● **INSTRUCTIONS TO FOLLOW**: Scan the entries below for the word "headshots". Copy each line that has it.
==================================================
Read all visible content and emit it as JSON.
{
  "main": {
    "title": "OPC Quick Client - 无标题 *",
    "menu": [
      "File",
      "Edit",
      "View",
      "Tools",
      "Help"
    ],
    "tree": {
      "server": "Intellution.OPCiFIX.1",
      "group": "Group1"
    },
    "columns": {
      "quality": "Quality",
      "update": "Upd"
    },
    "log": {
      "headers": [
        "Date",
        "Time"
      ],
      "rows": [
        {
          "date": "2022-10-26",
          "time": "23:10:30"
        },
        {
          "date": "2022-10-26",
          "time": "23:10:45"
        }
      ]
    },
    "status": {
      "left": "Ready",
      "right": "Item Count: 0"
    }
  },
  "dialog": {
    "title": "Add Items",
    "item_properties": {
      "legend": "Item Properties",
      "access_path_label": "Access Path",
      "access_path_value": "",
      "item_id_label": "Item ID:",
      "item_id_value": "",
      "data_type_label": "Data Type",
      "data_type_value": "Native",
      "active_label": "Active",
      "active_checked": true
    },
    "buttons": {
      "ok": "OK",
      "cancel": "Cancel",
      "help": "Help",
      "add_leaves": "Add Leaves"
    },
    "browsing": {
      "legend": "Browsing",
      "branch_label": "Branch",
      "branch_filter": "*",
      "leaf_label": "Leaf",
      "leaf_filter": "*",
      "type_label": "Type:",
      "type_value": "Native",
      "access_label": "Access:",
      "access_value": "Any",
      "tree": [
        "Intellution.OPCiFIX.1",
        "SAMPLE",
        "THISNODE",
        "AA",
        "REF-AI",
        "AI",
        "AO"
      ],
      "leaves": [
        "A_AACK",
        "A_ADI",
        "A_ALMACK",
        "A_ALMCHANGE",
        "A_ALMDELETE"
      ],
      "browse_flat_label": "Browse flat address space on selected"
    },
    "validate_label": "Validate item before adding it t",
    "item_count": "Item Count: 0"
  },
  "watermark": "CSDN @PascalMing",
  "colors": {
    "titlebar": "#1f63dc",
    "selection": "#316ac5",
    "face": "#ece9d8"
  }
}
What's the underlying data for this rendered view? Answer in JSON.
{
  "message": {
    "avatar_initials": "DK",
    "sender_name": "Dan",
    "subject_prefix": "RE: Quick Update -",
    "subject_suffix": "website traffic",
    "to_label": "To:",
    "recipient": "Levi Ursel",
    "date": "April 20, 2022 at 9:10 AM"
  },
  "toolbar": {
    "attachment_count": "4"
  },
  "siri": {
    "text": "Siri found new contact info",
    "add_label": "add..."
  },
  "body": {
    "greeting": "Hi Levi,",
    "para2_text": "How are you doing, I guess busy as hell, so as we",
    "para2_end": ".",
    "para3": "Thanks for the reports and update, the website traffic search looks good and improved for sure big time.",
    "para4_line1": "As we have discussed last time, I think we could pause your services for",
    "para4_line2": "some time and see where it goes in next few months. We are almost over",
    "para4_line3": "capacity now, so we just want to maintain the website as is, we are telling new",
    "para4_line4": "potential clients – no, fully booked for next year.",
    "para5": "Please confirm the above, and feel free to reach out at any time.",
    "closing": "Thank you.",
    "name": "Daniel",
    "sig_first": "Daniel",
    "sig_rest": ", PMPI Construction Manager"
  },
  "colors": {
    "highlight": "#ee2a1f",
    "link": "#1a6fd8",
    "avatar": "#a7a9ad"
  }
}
==================================================
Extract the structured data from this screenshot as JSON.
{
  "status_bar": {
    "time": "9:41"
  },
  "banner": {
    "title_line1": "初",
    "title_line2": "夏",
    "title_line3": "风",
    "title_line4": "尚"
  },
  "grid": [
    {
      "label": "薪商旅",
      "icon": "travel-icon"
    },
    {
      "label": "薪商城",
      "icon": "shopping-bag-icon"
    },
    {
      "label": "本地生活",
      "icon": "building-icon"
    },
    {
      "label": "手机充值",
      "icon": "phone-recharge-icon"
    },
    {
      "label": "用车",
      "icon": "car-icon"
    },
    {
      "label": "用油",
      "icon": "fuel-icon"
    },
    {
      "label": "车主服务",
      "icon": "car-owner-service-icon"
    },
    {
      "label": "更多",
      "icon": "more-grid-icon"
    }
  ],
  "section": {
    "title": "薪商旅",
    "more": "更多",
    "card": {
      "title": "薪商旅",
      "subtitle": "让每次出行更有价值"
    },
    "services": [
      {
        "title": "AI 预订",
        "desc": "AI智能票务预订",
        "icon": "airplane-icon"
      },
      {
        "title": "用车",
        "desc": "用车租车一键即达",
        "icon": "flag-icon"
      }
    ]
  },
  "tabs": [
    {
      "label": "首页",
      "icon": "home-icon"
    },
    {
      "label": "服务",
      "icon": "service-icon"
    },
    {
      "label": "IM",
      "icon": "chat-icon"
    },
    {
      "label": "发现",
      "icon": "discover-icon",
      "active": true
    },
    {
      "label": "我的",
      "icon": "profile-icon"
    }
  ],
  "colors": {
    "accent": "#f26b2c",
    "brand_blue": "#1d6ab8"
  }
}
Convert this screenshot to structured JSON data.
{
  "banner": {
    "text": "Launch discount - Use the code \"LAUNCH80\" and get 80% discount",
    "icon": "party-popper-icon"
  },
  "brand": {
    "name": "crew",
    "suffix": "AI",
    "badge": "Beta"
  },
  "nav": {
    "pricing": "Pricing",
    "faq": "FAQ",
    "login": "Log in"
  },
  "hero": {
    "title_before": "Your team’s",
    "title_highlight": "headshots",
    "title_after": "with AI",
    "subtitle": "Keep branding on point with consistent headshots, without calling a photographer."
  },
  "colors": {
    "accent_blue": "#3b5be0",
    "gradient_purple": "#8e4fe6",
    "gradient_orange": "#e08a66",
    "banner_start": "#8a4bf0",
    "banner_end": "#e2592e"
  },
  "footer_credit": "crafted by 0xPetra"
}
==================================================
● **RESPONSE TO THIS TASK**:
    "title_highlight": "headshots",
    "subtitle": "Keep branding on point with consistent headshots, without calling a photographer."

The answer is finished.